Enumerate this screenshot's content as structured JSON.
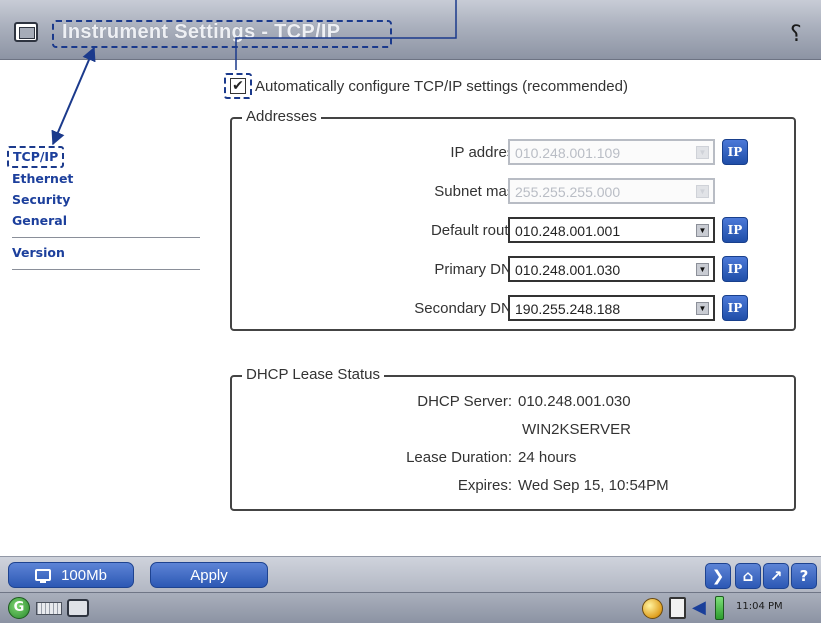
{
  "window": {
    "title": "Instrument Settings - TCP/IP",
    "help_icon": "whats-this-help-icon"
  },
  "nav": {
    "items": [
      {
        "label": "TCP/IP",
        "selected": true
      },
      {
        "label": "Ethernet",
        "selected": false
      },
      {
        "label": "Security",
        "selected": false
      },
      {
        "label": "General",
        "selected": false
      },
      {
        "label": "Version",
        "selected": false
      }
    ]
  },
  "auto_config": {
    "label": "Automatically configure TCP/IP settings (recommended)",
    "checked": true,
    "check_glyph": "✔"
  },
  "addresses": {
    "legend": "Addresses",
    "ip_button_label": "IP",
    "rows": [
      {
        "label": "IP address:",
        "value": "010.248.001.109",
        "enabled": false,
        "has_ip_button": true
      },
      {
        "label": "Subnet mask:",
        "value": "255.255.255.000",
        "enabled": false,
        "has_ip_button": false
      },
      {
        "label": "Default router:",
        "value": "010.248.001.001",
        "enabled": true,
        "has_ip_button": true
      },
      {
        "label": "Primary DNS:",
        "value": "010.248.001.030",
        "enabled": true,
        "has_ip_button": true
      },
      {
        "label": "Secondary DNS:",
        "value": "190.255.248.188",
        "enabled": true,
        "has_ip_button": true
      }
    ]
  },
  "dhcp": {
    "legend": "DHCP Lease Status",
    "server_label": "DHCP Server:",
    "server_ip": "010.248.001.030",
    "server_name": "WIN2KSERVER",
    "lease_label": "Lease Duration:",
    "lease_value": "24 hours",
    "expires_label": "Expires:",
    "expires_value": "Wed Sep 15, 10:54PM"
  },
  "toolbar": {
    "speed_label": "100Mb",
    "apply_label": "Apply",
    "nav_buttons": [
      {
        "name": "exit-icon",
        "glyph": "❯"
      },
      {
        "name": "home-icon",
        "glyph": "⌂"
      },
      {
        "name": "wrench-icon",
        "glyph": "↗"
      },
      {
        "name": "help-icon",
        "glyph": "?"
      }
    ]
  },
  "taskbar": {
    "start_glyph": "G",
    "speaker_glyph": "◀",
    "time": "11:04 PM"
  },
  "colors": {
    "accent_blue": "#2c58b4",
    "nav_link": "#1c3f9c",
    "annotation": "#1b3a8c"
  }
}
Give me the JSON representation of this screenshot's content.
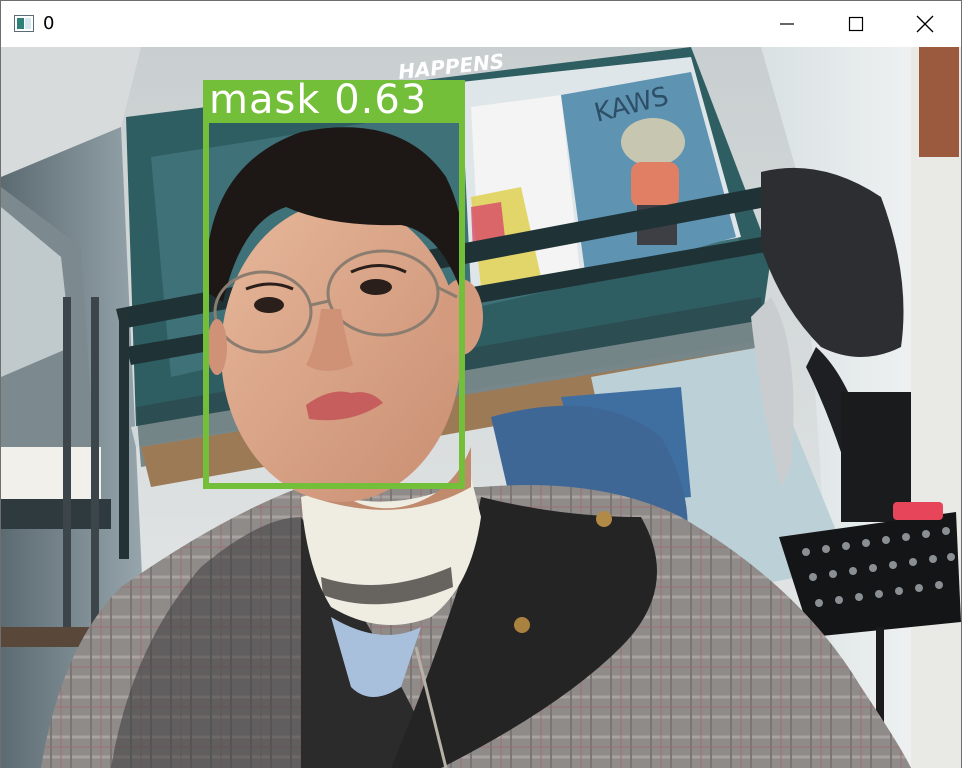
{
  "window": {
    "title": "0",
    "icons": {
      "app": "opencv-window-icon",
      "minimize": "minimize-icon",
      "maximize": "maximize-icon",
      "close": "close-icon"
    }
  },
  "detection": {
    "label": "mask 0.63",
    "color": "#74bf3a"
  },
  "scene": {
    "poster_text": "HAPPENS",
    "figure_text": "KAWS"
  }
}
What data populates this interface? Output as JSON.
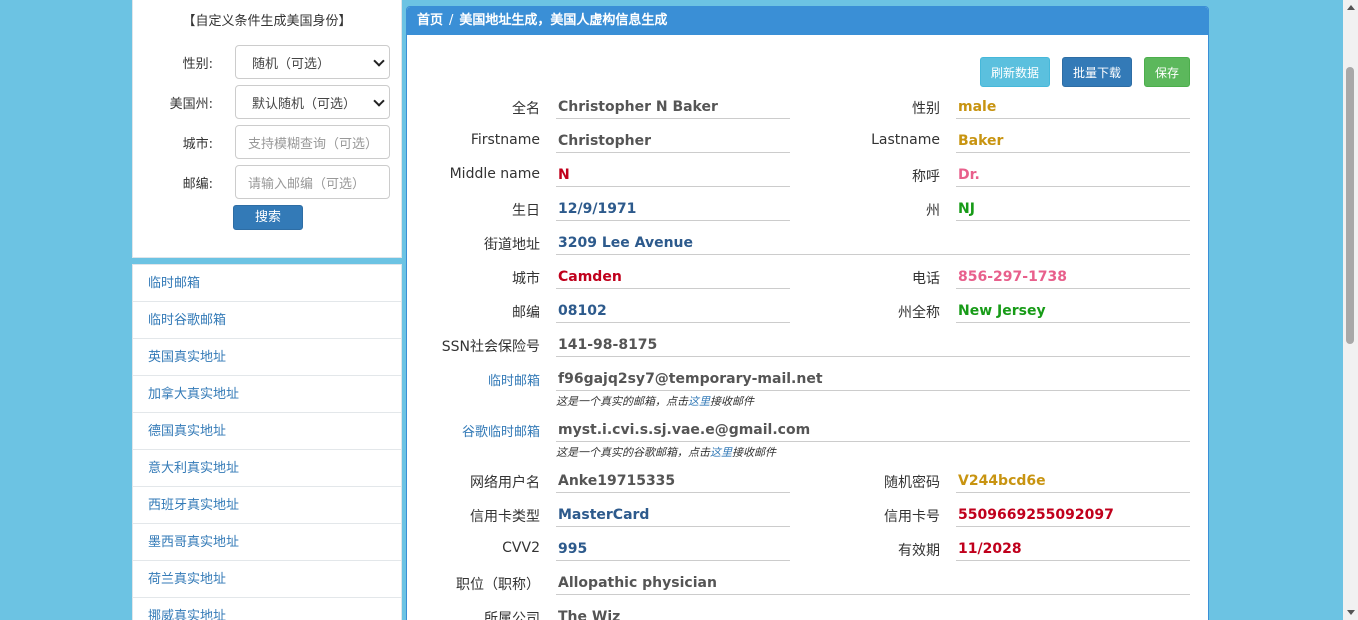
{
  "search": {
    "title": "【自定义条件生成美国身份】",
    "gender_label": "性别:",
    "gender_value": "随机（可选）",
    "state_label": "美国州:",
    "state_value": "默认随机（可选）",
    "city_label": "城市:",
    "city_placeholder": "支持模糊查询（可选）",
    "zip_label": "邮编:",
    "zip_placeholder": "请输入邮编（可选）",
    "button": "搜索"
  },
  "nav": [
    "临时邮箱",
    "临时谷歌邮箱",
    "英国真实地址",
    "加拿大真实地址",
    "德国真实地址",
    "意大利真实地址",
    "西班牙真实地址",
    "墨西哥真实地址",
    "荷兰真实地址",
    "挪威真实地址"
  ],
  "header": {
    "home": "首页",
    "sep": "/",
    "title": "美国地址生成，美国人虚构信息生成"
  },
  "actions": {
    "refresh": "刷新数据",
    "download": "批量下载",
    "save": "保存"
  },
  "fields": {
    "fullname": {
      "label": "全名",
      "value": "Christopher N Baker"
    },
    "gender": {
      "label": "性别",
      "value": "male"
    },
    "firstname": {
      "label": "Firstname",
      "value": "Christopher"
    },
    "lastname": {
      "label": "Lastname",
      "value": "Baker"
    },
    "middlename": {
      "label": "Middle name",
      "value": "N"
    },
    "title": {
      "label": "称呼",
      "value": "Dr."
    },
    "birthday": {
      "label": "生日",
      "value": "12/9/1971"
    },
    "state": {
      "label": "州",
      "value": "NJ"
    },
    "street": {
      "label": "街道地址",
      "value": "3209 Lee Avenue"
    },
    "city": {
      "label": "城市",
      "value": "Camden"
    },
    "phone": {
      "label": "电话",
      "value": "856-297-1738"
    },
    "zip": {
      "label": "邮编",
      "value": "08102"
    },
    "state_full": {
      "label": "州全称",
      "value": "New Jersey"
    },
    "ssn": {
      "label": "SSN社会保险号",
      "value": "141-98-8175"
    },
    "temp_email": {
      "label": "临时邮箱",
      "value": "f96gajq2sy7@temporary-mail.net",
      "note_pre": "这是一个真实的邮箱，点击",
      "note_link": "这里",
      "note_post": "接收邮件"
    },
    "gmail": {
      "label": "谷歌临时邮箱",
      "value": "myst.i.cvi.s.sj.vae.e@gmail.com",
      "note_pre": "这是一个真实的谷歌邮箱，点击",
      "note_link": "这里",
      "note_post": "接收邮件"
    },
    "username": {
      "label": "网络用户名",
      "value": "Anke19715335"
    },
    "password": {
      "label": "随机密码",
      "value": "V244bcd6e"
    },
    "card_type": {
      "label": "信用卡类型",
      "value": "MasterCard"
    },
    "card_number": {
      "label": "信用卡号",
      "value": "5509669255092097"
    },
    "cvv": {
      "label": "CVV2",
      "value": "995"
    },
    "expiry": {
      "label": "有效期",
      "value": "11/2028"
    },
    "occupation": {
      "label": "职位（职称）",
      "value": "Allopathic physician"
    },
    "company": {
      "label": "所属公司",
      "value": "The Wiz"
    }
  },
  "colors": {
    "gray": "#555555",
    "blue": "#2d5a8c",
    "red": "#c0001c",
    "green": "#179b17",
    "gold": "#c89411",
    "pink": "#e8608c"
  }
}
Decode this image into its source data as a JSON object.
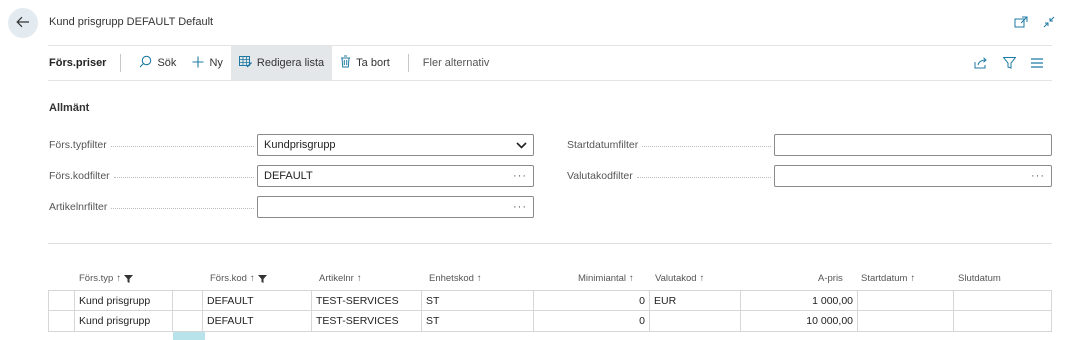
{
  "header": {
    "title": "Kund prisgrupp DEFAULT Default"
  },
  "actions": {
    "tab_title": "Förs.priser",
    "search": "Sök",
    "new": "Ny",
    "edit_list": "Redigera lista",
    "delete": "Ta bort",
    "more": "Fler alternativ"
  },
  "general": {
    "title": "Allmänt",
    "fields": {
      "sales_type_filter": {
        "label": "Förs.typfilter",
        "value": "Kundprisgrupp"
      },
      "sales_code_filter": {
        "label": "Förs.kodfilter",
        "value": "DEFAULT"
      },
      "item_no_filter": {
        "label": "Artikelnrfilter",
        "value": ""
      },
      "start_date_filter": {
        "label": "Startdatumfilter",
        "value": ""
      },
      "currency_code_filter": {
        "label": "Valutakodfilter",
        "value": ""
      }
    }
  },
  "grid": {
    "columns": {
      "sales_type": "Förs.typ",
      "sales_code": "Förs.kod",
      "item_no": "Artikelnr",
      "unit_code": "Enhetskod",
      "min_qty": "Minimiantal",
      "currency": "Valutakod",
      "unit_price": "A-pris",
      "start_date": "Startdatum",
      "end_date": "Slutdatum"
    },
    "sort_arrow": "↑",
    "rows": [
      {
        "sales_type": "Kund prisgrupp",
        "sales_code": "DEFAULT",
        "item_no": "TEST-SERVICES",
        "unit_code": "ST",
        "min_qty": "0",
        "currency": "EUR",
        "unit_price": "1 000,00",
        "start_date": "",
        "end_date": ""
      },
      {
        "sales_type": "Kund prisgrupp",
        "sales_code": "DEFAULT",
        "item_no": "TEST-SERVICES",
        "unit_code": "ST",
        "min_qty": "0",
        "currency": "",
        "unit_price": "10 000,00",
        "start_date": "",
        "end_date": ""
      }
    ]
  },
  "colors": {
    "accent": "#1f7aa3",
    "active_bg": "#e4e7ea",
    "selection": "#b9e3ea"
  }
}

■ ■ ■ ■

**DESCRIPTION OF THE TASK**
Print every entry exactly as written, without the pictures.

**IN RESPONSE**
Enumerate this screenshot's content as structured JSON.
{
  "window": {
    "title": "Instrument Settings - TCP/IP",
    "help_icon": "whats-this-help-icon"
  },
  "nav": {
    "items": [
      {
        "label": "TCP/IP",
        "selected": true
      },
      {
        "label": "Ethernet",
        "selected": false
      },
      {
        "label": "Security",
        "selected": false
      },
      {
        "label": "General",
        "selected": false
      },
      {
        "label": "Version",
        "selected": false
      }
    ]
  },
  "auto_config": {
    "label": "Automatically configure TCP/IP settings (recommended)",
    "checked": true,
    "check_glyph": "✔"
  },
  "addresses": {
    "legend": "Addresses",
    "ip_button_label": "IP",
    "rows": [
      {
        "label": "IP address:",
        "value": "010.248.001.109",
        "enabled": false,
        "has_ip_button": true
      },
      {
        "label": "Subnet mask:",
        "value": "255.255.255.000",
        "enabled": false,
        "has_ip_button": false
      },
      {
        "label": "Default router:",
        "value": "010.248.001.001",
        "enabled": true,
        "has_ip_button": true
      },
      {
        "label": "Primary DNS:",
        "value": "010.248.001.030",
        "enabled": true,
        "has_ip_button": true
      },
      {
        "label": "Secondary DNS:",
        "value": "190.255.248.188",
        "enabled": true,
        "has_ip_button": true
      }
    ]
  },
  "dhcp": {
    "legend": "DHCP Lease Status",
    "server_label": "DHCP Server:",
    "server_ip": "010.248.001.030",
    "server_name": "WIN2KSERVER",
    "lease_label": "Lease Duration:",
    "lease_value": "24 hours",
    "expires_label": "Expires:",
    "expires_value": "Wed Sep 15, 10:54PM"
  },
  "toolbar": {
    "speed_label": "100Mb",
    "apply_label": "Apply",
    "nav_buttons": [
      {
        "name": "exit-icon",
        "glyph": "❯"
      },
      {
        "name": "home-icon",
        "glyph": "⌂"
      },
      {
        "name": "wrench-icon",
        "glyph": "↗"
      },
      {
        "name": "help-icon",
        "glyph": "?"
      }
    ]
  },
  "taskbar": {
    "start_glyph": "G",
    "speaker_glyph": "◀",
    "time": "11:04 PM"
  },
  "colors": {
    "accent_blue": "#2c58b4",
    "nav_link": "#1c3f9c",
    "annotation": "#1b3a8c"
  }
}
Give me the JSON representation of this screenshot's content.
{
  "window": {
    "title": "0",
    "icons": {
      "app": "opencv-window-icon",
      "minimize": "minimize-icon",
      "maximize": "maximize-icon",
      "close": "close-icon"
    }
  },
  "detection": {
    "label": "mask 0.63",
    "color": "#74bf3a"
  },
  "scene": {
    "poster_text": "HAPPENS",
    "figure_text": "KAWS"
  }
}
What data populates this interface? Output as JSON.
{
  "search": {
    "title": "【自定义条件生成美国身份】",
    "gender_label": "性别:",
    "gender_value": "随机（可选）",
    "state_label": "美国州:",
    "state_value": "默认随机（可选）",
    "city_label": "城市:",
    "city_placeholder": "支持模糊查询（可选）",
    "zip_label": "邮编:",
    "zip_placeholder": "请输入邮编（可选）",
    "button": "搜索"
  },
  "nav": [
    "临时邮箱",
    "临时谷歌邮箱",
    "英国真实地址",
    "加拿大真实地址",
    "德国真实地址",
    "意大利真实地址",
    "西班牙真实地址",
    "墨西哥真实地址",
    "荷兰真实地址",
    "挪威真实地址"
  ],
  "header": {
    "home": "首页",
    "sep": "/",
    "title": "美国地址生成，美国人虚构信息生成"
  },
  "actions": {
    "refresh": "刷新数据",
    "download": "批量下载",
    "save": "保存"
  },
  "fields": {
    "fullname": {
      "label": "全名",
      "value": "Christopher N Baker"
    },
    "gender": {
      "label": "性别",
      "value": "male"
    },
    "firstname": {
      "label": "Firstname",
      "value": "Christopher"
    },
    "lastname": {
      "label": "Lastname",
      "value": "Baker"
    },
    "middlename": {
      "label": "Middle name",
      "value": "N"
    },
    "title": {
      "label": "称呼",
      "value": "Dr."
    },
    "birthday": {
      "label": "生日",
      "value": "12/9/1971"
    },
    "state": {
      "label": "州",
      "value": "NJ"
    },
    "street": {
      "label": "街道地址",
      "value": "3209 Lee Avenue"
    },
    "city": {
      "label": "城市",
      "value": "Camden"
    },
    "phone": {
      "label": "电话",
      "value": "856-297-1738"
    },
    "zip": {
      "label": "邮编",
      "value": "08102"
    },
    "state_full": {
      "label": "州全称",
      "value": "New Jersey"
    },
    "ssn": {
      "label": "SSN社会保险号",
      "value": "141-98-8175"
    },
    "temp_email": {
      "label": "临时邮箱",
      "value": "f96gajq2sy7@temporary-mail.net",
      "note_pre": "这是一个真实的邮箱，点击",
      "note_link": "这里",
      "note_post": "接收邮件"
    },
    "gmail": {
      "label": "谷歌临时邮箱",
      "value": "myst.i.cvi.s.sj.vae.e@gmail.com",
      "note_pre": "这是一个真实的谷歌邮箱，点击",
      "note_link": "这里",
      "note_post": "接收邮件"
    },
    "username": {
      "label": "网络用户名",
      "value": "Anke19715335"
    },
    "password": {
      "label": "随机密码",
      "value": "V244bcd6e"
    },
    "card_type": {
      "label": "信用卡类型",
      "value": "MasterCard"
    },
    "card_number": {
      "label": "信用卡号",
      "value": "5509669255092097"
    },
    "cvv": {
      "label": "CVV2",
      "value": "995"
    },
    "expiry": {
      "label": "有效期",
      "value": "11/2028"
    },
    "occupation": {
      "label": "职位（职称）",
      "value": "Allopathic physician"
    },
    "company": {
      "label": "所属公司",
      "value": "The Wiz"
    }
  },
  "colors": {
    "gray": "#555555",
    "blue": "#2d5a8c",
    "red": "#c0001c",
    "green": "#179b17",
    "gold": "#c89411",
    "pink": "#e8608c"
  }
}
Decode this image into its source data as a JSON object.
{
  "header": {
    "title": "Kund prisgrupp DEFAULT Default"
  },
  "actions": {
    "tab_title": "Förs.priser",
    "search": "Sök",
    "new": "Ny",
    "edit_list": "Redigera lista",
    "delete": "Ta bort",
    "more": "Fler alternativ"
  },
  "general": {
    "title": "Allmänt",
    "fields": {
      "sales_type_filter": {
        "label": "Förs.typfilter",
        "value": "Kundprisgrupp"
      },
      "sales_code_filter": {
        "label": "Förs.kodfilter",
        "value": "DEFAULT"
      },
      "item_no_filter": {
        "label": "Artikelnrfilter",
        "value": ""
      },
      "start_date_filter": {
        "label": "Startdatumfilter",
        "value": ""
      },
      "currency_code_filter": {
        "label": "Valutakodfilter",
        "value": ""
      }
    }
  },
  "grid": {
    "columns": {
      "sales_type": "Förs.typ",
      "sales_code": "Förs.kod",
      "item_no": "Artikelnr",
      "unit_code": "Enhetskod",
      "min_qty": "Minimiantal",
      "currency": "Valutakod",
      "unit_price": "A-pris",
      "start_date": "Startdatum",
      "end_date": "Slutdatum"
    },
    "sort_arrow": "↑",
    "rows": [
      {
        "sales_type": "Kund prisgrupp",
        "sales_code": "DEFAULT",
        "item_no": "TEST-SERVICES",
        "unit_code": "ST",
        "min_qty": "0",
        "currency": "EUR",
        "unit_price": "1 000,00",
        "start_date": "",
        "end_date": ""
      },
      {
        "sales_type": "Kund prisgrupp",
        "sales_code": "DEFAULT",
        "item_no": "TEST-SERVICES",
        "unit_code": "ST",
        "min_qty": "0",
        "currency": "",
        "unit_price": "10 000,00",
        "start_date": "",
        "end_date": ""
      }
    ]
  },
  "colors": {
    "accent": "#1f7aa3",
    "active_bg": "#e4e7ea",
    "selection": "#b9e3ea"
  }
}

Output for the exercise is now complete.